▶ Exercise: Isolate every line in the data with the string "screenshot" and copy it.

[Begin]

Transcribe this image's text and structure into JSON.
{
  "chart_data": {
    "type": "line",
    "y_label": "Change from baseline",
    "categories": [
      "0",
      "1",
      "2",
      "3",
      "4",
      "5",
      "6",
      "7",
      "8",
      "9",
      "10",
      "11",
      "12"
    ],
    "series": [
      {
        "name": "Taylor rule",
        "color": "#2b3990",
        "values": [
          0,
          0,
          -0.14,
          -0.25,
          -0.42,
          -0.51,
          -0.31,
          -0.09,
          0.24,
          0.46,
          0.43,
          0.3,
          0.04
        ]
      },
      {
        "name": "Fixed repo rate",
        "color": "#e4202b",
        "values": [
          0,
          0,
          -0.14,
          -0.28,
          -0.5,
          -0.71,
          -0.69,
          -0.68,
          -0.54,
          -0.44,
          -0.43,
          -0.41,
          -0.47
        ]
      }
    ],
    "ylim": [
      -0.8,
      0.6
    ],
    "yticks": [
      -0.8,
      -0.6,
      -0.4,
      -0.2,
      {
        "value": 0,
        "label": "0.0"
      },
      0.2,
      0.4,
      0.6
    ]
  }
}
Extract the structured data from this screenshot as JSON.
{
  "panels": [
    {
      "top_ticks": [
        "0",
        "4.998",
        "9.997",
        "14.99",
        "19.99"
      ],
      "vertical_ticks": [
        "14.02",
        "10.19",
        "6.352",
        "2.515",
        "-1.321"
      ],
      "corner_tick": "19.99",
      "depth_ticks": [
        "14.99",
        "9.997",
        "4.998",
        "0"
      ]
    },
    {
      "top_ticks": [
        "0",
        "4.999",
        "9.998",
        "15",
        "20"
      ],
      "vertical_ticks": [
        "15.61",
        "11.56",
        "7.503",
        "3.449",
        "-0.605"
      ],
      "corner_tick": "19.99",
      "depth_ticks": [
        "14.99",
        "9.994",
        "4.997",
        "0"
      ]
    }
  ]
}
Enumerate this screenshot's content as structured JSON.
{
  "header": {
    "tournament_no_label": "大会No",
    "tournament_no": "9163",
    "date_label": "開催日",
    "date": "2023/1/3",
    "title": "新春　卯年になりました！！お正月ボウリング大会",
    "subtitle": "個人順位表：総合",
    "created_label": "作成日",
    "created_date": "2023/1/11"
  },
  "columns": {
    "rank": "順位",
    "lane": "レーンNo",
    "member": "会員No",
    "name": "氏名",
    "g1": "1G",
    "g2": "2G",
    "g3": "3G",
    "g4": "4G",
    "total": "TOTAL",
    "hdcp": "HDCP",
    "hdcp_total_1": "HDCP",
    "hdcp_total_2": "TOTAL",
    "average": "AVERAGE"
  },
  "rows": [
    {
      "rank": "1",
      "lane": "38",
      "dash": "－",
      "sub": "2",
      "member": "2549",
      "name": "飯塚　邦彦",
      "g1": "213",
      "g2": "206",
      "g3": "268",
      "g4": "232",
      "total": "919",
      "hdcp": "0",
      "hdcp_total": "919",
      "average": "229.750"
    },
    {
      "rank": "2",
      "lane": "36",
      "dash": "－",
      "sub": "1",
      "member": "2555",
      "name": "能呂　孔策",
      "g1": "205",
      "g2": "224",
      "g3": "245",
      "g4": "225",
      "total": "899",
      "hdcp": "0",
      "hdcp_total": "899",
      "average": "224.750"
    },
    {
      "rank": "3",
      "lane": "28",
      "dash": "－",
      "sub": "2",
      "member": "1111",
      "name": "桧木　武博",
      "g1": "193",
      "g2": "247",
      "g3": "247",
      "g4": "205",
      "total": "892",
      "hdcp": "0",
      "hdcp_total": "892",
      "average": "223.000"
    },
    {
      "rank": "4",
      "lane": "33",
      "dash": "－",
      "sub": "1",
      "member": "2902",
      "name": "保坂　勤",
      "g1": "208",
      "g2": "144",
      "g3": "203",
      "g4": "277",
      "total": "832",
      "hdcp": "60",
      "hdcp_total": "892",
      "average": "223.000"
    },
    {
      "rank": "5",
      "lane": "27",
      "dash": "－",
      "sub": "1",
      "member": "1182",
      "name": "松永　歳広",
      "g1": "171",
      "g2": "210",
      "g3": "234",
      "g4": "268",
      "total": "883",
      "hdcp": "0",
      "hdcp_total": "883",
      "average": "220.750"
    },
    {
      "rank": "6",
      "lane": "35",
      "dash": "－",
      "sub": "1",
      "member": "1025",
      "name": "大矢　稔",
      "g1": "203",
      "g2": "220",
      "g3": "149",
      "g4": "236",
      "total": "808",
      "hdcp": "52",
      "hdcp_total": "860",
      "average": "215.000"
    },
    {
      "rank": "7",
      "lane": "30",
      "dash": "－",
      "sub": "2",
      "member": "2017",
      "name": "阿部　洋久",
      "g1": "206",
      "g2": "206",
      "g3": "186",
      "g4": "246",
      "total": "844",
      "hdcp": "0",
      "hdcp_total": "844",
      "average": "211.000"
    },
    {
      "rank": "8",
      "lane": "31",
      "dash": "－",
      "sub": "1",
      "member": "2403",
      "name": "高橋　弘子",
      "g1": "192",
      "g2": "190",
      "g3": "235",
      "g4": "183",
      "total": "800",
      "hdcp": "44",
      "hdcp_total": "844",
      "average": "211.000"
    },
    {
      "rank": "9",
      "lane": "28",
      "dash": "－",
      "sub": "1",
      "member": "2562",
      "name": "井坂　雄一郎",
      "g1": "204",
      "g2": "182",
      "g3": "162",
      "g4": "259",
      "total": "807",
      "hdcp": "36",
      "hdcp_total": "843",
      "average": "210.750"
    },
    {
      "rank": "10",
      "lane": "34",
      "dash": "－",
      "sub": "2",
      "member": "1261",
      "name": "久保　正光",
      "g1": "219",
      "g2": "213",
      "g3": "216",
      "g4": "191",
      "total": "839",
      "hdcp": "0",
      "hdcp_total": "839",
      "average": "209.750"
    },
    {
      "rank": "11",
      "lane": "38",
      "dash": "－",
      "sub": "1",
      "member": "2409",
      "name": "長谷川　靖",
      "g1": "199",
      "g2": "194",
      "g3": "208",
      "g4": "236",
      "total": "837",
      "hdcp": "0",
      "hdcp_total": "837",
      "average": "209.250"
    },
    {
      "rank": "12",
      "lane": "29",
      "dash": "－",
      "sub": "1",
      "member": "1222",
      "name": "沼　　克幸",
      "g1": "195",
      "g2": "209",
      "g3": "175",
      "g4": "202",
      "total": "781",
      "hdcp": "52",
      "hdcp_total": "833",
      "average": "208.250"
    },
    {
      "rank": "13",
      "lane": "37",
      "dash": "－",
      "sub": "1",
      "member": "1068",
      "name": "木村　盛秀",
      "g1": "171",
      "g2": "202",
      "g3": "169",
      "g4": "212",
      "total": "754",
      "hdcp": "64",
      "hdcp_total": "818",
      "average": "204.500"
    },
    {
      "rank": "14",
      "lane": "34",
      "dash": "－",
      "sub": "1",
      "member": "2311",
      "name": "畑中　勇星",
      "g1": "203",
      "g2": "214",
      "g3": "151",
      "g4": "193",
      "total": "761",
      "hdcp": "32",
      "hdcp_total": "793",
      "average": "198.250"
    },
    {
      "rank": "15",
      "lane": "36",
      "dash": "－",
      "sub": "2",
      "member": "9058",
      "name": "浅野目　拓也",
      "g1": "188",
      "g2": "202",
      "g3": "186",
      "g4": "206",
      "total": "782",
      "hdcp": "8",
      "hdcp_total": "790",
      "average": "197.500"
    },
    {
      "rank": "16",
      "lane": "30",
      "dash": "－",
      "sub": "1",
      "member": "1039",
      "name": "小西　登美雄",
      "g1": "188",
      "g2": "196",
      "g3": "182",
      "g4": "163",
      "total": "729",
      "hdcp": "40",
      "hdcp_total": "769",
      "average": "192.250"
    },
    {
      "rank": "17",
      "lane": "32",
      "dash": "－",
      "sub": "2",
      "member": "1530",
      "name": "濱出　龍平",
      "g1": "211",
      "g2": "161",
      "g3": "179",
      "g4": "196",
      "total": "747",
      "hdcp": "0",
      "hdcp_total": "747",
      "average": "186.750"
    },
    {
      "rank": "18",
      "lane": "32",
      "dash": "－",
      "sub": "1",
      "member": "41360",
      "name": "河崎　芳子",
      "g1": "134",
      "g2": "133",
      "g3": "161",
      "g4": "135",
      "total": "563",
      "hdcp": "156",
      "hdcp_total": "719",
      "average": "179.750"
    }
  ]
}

[End]

▶ Problem solution:
Extract the structured data from this screenshot as JSON.
Enumerate this screenshot's content as structured JSON.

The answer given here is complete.